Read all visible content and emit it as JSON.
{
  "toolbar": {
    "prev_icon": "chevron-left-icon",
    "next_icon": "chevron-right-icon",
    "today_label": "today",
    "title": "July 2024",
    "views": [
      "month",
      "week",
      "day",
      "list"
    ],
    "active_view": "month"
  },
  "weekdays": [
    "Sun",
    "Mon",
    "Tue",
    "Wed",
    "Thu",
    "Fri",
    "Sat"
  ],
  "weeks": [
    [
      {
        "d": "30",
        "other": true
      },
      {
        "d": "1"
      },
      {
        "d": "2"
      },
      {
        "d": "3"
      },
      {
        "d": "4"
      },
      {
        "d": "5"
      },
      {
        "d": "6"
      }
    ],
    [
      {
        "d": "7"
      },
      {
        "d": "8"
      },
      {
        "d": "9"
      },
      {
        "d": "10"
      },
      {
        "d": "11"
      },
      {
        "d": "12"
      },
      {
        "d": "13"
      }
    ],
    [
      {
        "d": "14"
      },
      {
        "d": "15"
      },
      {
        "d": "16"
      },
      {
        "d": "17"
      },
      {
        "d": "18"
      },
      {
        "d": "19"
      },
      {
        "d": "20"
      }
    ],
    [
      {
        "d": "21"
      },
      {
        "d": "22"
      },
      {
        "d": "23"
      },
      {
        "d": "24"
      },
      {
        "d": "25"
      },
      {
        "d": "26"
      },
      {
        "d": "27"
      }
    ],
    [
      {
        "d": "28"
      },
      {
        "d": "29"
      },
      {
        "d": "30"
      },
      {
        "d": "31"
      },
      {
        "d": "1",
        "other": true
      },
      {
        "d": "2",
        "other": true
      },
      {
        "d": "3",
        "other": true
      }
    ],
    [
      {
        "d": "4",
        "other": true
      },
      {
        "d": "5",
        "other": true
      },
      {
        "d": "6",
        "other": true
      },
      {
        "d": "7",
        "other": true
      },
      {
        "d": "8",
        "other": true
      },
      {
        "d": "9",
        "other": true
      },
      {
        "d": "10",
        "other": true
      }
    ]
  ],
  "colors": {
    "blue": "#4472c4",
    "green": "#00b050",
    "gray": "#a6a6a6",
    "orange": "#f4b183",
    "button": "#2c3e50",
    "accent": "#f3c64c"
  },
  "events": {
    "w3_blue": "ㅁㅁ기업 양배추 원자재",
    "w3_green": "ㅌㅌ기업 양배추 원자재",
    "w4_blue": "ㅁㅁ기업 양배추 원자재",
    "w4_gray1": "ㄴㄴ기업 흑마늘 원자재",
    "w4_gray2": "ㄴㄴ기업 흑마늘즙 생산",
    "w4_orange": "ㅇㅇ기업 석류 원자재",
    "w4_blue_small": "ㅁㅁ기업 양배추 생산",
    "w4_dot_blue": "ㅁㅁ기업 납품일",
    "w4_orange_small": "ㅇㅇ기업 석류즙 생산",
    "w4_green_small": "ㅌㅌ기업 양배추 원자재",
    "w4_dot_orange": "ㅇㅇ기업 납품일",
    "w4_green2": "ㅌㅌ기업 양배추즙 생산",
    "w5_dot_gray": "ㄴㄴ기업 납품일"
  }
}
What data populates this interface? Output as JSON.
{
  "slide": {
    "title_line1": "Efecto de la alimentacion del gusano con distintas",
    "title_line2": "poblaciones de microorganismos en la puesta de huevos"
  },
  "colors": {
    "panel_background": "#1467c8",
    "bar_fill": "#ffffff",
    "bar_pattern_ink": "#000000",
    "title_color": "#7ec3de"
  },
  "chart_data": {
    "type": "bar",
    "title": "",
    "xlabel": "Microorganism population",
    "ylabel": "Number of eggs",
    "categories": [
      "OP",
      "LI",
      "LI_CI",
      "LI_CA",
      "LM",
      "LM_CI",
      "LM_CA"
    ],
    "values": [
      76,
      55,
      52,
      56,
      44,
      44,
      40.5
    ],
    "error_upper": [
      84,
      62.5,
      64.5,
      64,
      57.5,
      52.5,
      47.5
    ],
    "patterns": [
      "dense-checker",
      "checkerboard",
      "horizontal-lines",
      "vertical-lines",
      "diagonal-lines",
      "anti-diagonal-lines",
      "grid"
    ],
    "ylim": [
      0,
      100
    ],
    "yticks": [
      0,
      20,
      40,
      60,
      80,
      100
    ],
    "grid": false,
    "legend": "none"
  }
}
★ ★ ★ ★ ★ ★ ★
_Work instructions:_ Retype all the material above precisely, with no line left out.

_Answer for this exercise:_
Read all visible content and emit it as JSON.
{
  "toolbar": {
    "prev_icon": "chevron-left-icon",
    "next_icon": "chevron-right-icon",
    "today_label": "today",
    "title": "July 2024",
    "views": [
      "month",
      "week",
      "day",
      "list"
    ],
    "active_view": "month"
  },
  "weekdays": [
    "Sun",
    "Mon",
    "Tue",
    "Wed",
    "Thu",
    "Fri",
    "Sat"
  ],
  "weeks": [
    [
      {
        "d": "30",
        "other": true
      },
      {
        "d": "1"
      },
      {
        "d": "2"
      },
      {
        "d": "3"
      },
      {
        "d": "4"
      },
      {
        "d": "5"
      },
      {
        "d": "6"
      }
    ],
    [
      {
        "d": "7"
      },
      {
        "d": "8"
      },
      {
        "d": "9"
      },
      {
        "d": "10"
      },
      {
        "d": "11"
      },
      {
        "d": "12"
      },
      {
        "d": "13"
      }
    ],
    [
      {
        "d": "14"
      },
      {
        "d": "15"
      },
      {
        "d": "16"
      },
      {
        "d": "17"
      },
      {
        "d": "18"
      },
      {
        "d": "19"
      },
      {
        "d": "20"
      }
    ],
    [
      {
        "d": "21"
      },
      {
        "d": "22"
      },
      {
        "d": "23"
      },
      {
        "d": "24"
      },
      {
        "d": "25"
      },
      {
        "d": "26"
      },
      {
        "d": "27"
      }
    ],
    [
      {
        "d": "28"
      },
      {
        "d": "29"
      },
      {
        "d": "30"
      },
      {
        "d": "31"
      },
      {
        "d": "1",
        "other": true
      },
      {
        "d": "2",
        "other": true
      },
      {
        "d": "3",
        "other": true
      }
    ],
    [
      {
        "d": "4",
        "other": true
      },
      {
        "d": "5",
        "other": true
      },
      {
        "d": "6",
        "other": true
      },
      {
        "d": "7",
        "other": true
      },
      {
        "d": "8",
        "other": true
      },
      {
        "d": "9",
        "other": true
      },
      {
        "d": "10",
        "other": true
      }
    ]
  ],
  "colors": {
    "blue": "#4472c4",
    "green": "#00b050",
    "gray": "#a6a6a6",
    "orange": "#f4b183",
    "button": "#2c3e50",
    "accent": "#f3c64c"
  },
  "events": {
    "w3_blue": "ㅁㅁ기업 양배추 원자재",
    "w3_green": "ㅌㅌ기업 양배추 원자재",
    "w4_blue": "ㅁㅁ기업 양배추 원자재",
    "w4_gray1": "ㄴㄴ기업 흑마늘 원자재",
    "w4_gray2": "ㄴㄴ기업 흑마늘즙 생산",
    "w4_orange": "ㅇㅇ기업 석류 원자재",
    "w4_blue_small": "ㅁㅁ기업 양배추 생산",
    "w4_dot_blue": "ㅁㅁ기업 납품일",
    "w4_orange_small": "ㅇㅇ기업 석류즙 생산",
    "w4_green_small": "ㅌㅌ기업 양배추 원자재",
    "w4_dot_orange": "ㅇㅇ기업 납품일",
    "w4_green2": "ㅌㅌ기업 양배추즙 생산",
    "w5_dot_gray": "ㄴㄴ기업 납품일"
  }
}
What data populates this interface? Output as JSON.
{
  "slide": {
    "title_line1": "Efecto de la alimentacion del gusano con distintas",
    "title_line2": "poblaciones de microorganismos en la puesta de huevos"
  },
  "colors": {
    "panel_background": "#1467c8",
    "bar_fill": "#ffffff",
    "bar_pattern_ink": "#000000",
    "title_color": "#7ec3de"
  },
  "chart_data": {
    "type": "bar",
    "title": "",
    "xlabel": "Microorganism population",
    "ylabel": "Number of eggs",
    "categories": [
      "OP",
      "LI",
      "LI_CI",
      "LI_CA",
      "LM",
      "LM_CI",
      "LM_CA"
    ],
    "values": [
      76,
      55,
      52,
      56,
      44,
      44,
      40.5
    ],
    "error_upper": [
      84,
      62.5,
      64.5,
      64,
      57.5,
      52.5,
      47.5
    ],
    "patterns": [
      "dense-checker",
      "checkerboard",
      "horizontal-lines",
      "vertical-lines",
      "diagonal-lines",
      "anti-diagonal-lines",
      "grid"
    ],
    "ylim": [
      0,
      100
    ],
    "yticks": [
      0,
      20,
      40,
      60,
      80,
      100
    ],
    "grid": false,
    "legend": "none"
  }
}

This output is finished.